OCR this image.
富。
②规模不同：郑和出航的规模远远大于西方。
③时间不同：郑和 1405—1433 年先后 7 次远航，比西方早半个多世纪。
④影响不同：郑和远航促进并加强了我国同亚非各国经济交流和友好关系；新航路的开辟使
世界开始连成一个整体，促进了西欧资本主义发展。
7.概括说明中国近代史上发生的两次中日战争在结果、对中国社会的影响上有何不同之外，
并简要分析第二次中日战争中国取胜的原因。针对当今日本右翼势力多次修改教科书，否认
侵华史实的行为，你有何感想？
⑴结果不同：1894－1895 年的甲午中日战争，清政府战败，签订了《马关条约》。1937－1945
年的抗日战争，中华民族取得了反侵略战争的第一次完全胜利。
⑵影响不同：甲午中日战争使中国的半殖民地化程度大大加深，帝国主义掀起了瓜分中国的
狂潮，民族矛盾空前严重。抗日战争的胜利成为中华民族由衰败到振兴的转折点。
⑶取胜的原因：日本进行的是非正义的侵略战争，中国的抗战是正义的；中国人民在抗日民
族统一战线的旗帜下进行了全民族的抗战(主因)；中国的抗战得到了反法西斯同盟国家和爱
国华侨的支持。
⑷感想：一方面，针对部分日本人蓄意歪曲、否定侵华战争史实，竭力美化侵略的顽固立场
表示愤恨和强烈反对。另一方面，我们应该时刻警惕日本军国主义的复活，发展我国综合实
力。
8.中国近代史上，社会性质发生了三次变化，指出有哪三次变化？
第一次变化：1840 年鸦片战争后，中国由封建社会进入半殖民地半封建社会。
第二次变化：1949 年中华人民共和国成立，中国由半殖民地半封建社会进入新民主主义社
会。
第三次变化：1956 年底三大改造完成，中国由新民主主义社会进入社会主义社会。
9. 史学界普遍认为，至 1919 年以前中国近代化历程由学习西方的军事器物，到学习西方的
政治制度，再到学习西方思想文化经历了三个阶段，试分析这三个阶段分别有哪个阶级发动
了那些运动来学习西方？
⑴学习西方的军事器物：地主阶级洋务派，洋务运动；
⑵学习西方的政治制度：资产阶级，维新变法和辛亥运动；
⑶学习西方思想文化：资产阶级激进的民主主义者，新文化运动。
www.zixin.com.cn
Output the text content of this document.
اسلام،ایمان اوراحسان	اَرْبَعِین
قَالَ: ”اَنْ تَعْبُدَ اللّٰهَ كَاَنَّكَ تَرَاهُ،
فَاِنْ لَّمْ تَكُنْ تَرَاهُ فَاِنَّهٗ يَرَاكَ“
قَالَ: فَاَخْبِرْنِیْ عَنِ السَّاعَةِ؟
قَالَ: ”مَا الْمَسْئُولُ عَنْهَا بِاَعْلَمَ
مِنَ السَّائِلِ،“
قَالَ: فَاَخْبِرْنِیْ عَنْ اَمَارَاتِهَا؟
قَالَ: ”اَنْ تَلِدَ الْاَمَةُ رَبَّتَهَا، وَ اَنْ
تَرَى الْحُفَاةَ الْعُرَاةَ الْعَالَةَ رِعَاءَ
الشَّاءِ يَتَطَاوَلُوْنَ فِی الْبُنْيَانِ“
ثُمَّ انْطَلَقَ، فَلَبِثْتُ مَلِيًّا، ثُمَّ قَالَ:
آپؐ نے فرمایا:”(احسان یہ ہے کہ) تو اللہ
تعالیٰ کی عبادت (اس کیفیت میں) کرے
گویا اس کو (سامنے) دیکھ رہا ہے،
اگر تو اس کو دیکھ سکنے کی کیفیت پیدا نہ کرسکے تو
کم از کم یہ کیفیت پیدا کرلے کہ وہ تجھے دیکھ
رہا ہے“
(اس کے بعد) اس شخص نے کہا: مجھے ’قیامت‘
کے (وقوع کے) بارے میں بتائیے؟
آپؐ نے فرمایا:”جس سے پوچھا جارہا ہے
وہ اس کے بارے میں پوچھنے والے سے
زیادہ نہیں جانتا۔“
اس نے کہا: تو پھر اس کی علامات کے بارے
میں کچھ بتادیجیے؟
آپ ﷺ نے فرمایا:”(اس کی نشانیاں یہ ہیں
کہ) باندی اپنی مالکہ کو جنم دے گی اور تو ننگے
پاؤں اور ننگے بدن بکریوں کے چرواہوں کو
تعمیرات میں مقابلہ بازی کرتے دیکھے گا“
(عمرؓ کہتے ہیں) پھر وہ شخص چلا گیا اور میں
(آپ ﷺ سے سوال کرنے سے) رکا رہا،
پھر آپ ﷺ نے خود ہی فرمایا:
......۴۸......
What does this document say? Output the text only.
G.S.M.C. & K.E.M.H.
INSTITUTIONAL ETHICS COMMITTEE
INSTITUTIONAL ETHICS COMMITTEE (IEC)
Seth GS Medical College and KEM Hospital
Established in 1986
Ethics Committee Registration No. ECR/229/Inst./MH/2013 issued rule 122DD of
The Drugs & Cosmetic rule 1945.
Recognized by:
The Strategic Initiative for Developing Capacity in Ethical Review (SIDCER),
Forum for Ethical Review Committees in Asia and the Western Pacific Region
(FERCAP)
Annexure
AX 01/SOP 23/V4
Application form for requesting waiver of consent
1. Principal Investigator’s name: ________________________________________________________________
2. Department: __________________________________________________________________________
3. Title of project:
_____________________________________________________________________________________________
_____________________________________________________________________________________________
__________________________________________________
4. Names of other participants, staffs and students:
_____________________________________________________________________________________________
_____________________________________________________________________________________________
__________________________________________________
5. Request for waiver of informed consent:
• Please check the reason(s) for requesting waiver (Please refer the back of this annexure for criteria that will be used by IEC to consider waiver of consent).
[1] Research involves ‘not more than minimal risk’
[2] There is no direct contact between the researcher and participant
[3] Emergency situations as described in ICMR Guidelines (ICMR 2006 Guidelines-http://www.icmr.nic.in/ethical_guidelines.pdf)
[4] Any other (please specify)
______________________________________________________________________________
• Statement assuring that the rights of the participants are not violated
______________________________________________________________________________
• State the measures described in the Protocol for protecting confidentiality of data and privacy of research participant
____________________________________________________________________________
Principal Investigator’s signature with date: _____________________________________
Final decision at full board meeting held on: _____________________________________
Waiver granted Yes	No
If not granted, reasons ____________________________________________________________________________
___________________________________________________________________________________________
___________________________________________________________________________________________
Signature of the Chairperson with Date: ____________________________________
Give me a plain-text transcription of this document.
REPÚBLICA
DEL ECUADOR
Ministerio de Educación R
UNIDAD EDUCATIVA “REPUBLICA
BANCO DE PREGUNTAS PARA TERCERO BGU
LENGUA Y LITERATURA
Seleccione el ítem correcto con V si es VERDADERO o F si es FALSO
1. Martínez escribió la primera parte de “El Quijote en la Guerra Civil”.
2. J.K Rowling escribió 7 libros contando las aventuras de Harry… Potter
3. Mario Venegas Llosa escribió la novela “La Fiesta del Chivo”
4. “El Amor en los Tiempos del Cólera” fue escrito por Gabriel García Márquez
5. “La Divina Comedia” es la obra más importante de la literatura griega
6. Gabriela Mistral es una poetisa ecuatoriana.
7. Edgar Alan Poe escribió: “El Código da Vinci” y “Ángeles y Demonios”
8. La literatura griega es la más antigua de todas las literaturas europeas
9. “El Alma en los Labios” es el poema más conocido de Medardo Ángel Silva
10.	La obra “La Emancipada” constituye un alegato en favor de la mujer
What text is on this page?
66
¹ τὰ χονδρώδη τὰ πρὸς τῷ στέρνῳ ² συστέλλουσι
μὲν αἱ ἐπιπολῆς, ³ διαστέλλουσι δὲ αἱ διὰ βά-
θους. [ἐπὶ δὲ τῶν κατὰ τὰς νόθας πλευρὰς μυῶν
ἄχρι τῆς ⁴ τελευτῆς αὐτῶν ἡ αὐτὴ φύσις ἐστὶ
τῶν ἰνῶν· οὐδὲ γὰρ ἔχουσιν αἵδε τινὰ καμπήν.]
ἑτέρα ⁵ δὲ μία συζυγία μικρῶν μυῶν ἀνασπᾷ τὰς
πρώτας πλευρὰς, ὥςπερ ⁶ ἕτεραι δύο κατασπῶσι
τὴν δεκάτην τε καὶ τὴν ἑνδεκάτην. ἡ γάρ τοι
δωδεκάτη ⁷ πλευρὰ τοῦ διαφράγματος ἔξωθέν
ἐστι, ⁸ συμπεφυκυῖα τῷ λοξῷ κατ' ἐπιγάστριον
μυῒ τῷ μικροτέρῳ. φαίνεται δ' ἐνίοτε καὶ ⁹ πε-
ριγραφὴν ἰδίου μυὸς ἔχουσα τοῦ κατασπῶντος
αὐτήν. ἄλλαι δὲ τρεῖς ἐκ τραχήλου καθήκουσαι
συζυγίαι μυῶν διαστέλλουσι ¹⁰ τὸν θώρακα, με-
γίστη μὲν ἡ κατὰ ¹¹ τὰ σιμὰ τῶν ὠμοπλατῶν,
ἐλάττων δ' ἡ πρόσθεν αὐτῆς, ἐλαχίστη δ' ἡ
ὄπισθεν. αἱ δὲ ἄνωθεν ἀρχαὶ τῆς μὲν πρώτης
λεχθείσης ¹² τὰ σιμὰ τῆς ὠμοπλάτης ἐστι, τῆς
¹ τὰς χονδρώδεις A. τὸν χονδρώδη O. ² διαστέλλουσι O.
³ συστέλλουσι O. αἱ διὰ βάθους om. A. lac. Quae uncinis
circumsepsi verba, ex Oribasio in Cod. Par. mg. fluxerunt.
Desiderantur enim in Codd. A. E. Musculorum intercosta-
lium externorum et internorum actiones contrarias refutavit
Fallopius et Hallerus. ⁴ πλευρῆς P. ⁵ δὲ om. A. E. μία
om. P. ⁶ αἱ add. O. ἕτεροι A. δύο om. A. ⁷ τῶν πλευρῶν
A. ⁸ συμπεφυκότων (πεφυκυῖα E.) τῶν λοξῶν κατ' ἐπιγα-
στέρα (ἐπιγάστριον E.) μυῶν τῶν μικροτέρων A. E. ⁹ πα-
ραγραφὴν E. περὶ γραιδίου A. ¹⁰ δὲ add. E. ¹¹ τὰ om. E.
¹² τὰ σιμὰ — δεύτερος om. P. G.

_Task details_: Gather, from the listing above, every line carrying the word "granted".

_Output_:
Waiver granted Yes	No
If not granted, reasons ____________________________________________________________________________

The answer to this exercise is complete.